### INPUT RECORDS

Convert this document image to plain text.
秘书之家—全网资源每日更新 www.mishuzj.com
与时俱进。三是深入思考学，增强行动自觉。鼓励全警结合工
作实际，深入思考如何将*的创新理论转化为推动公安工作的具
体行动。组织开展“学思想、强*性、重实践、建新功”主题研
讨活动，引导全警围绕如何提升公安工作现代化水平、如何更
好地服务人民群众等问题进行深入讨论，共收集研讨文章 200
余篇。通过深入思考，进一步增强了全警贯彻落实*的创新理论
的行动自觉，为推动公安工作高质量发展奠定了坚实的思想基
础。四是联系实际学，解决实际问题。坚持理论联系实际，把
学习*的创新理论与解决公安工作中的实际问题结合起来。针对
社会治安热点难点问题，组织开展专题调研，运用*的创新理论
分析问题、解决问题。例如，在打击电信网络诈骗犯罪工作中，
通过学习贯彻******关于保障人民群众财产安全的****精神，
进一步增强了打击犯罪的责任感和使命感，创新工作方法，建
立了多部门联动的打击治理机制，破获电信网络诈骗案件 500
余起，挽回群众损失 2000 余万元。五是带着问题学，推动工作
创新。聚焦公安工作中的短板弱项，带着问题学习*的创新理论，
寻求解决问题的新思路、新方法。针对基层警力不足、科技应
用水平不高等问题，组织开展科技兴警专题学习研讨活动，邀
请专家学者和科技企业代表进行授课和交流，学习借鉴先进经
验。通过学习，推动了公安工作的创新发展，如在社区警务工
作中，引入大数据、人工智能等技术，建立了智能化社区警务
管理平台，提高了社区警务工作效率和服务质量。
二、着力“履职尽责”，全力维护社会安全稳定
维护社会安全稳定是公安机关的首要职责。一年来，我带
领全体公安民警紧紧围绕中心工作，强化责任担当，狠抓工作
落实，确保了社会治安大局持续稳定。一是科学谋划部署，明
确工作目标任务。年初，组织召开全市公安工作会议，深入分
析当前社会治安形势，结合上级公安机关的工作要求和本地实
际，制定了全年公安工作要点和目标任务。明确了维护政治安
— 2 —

### WORK INSTRUCTIONS
Using the listing above, please repeat every entry exactly.

### WRITTEN ANSWER
Convert this document image to plain text.
秘书之家—全网资源每日更新 www.mishuzj.com
与时俱进。三是深入思考学，增强行动自觉。鼓励全警结合工
作实际，深入思考如何将*的创新理论转化为推动公安工作的具
体行动。组织开展“学思想、强*性、重实践、建新功”主题研
讨活动，引导全警围绕如何提升公安工作现代化水平、如何更
好地服务人民群众等问题进行深入讨论，共收集研讨文章 200
余篇。通过深入思考，进一步增强了全警贯彻落实*的创新理论
的行动自觉，为推动公安工作高质量发展奠定了坚实的思想基
础。四是联系实际学，解决实际问题。坚持理论联系实际，把
学习*的创新理论与解决公安工作中的实际问题结合起来。针对
社会治安热点难点问题，组织开展专题调研，运用*的创新理论
分析问题、解决问题。例如，在打击电信网络诈骗犯罪工作中，
通过学习贯彻******关于保障人民群众财产安全的****精神，
进一步增强了打击犯罪的责任感和使命感，创新工作方法，建
立了多部门联动的打击治理机制，破获电信网络诈骗案件 500
余起，挽回群众损失 2000 余万元。五是带着问题学，推动工作
创新。聚焦公安工作中的短板弱项，带着问题学习*的创新理论，
寻求解决问题的新思路、新方法。针对基层警力不足、科技应
用水平不高等问题，组织开展科技兴警专题学习研讨活动，邀
请专家学者和科技企业代表进行授课和交流，学习借鉴先进经
验。通过学习，推动了公安工作的创新发展，如在社区警务工
作中，引入大数据、人工智能等技术，建立了智能化社区警务
管理平台，提高了社区警务工作效率和服务质量。
二、着力“履职尽责”，全力维护社会安全稳定
维护社会安全稳定是公安机关的首要职责。一年来，我带
领全体公安民警紧紧围绕中心工作，强化责任担当，狠抓工作
落实，确保了社会治安大局持续稳定。一是科学谋划部署，明
确工作目标任务。年初，组织召开全市公安工作会议，深入分
析当前社会治安形势，结合上级公安机关的工作要求和本地实
际，制定了全年公安工作要点和目标任务。明确了维护政治安
— 2 —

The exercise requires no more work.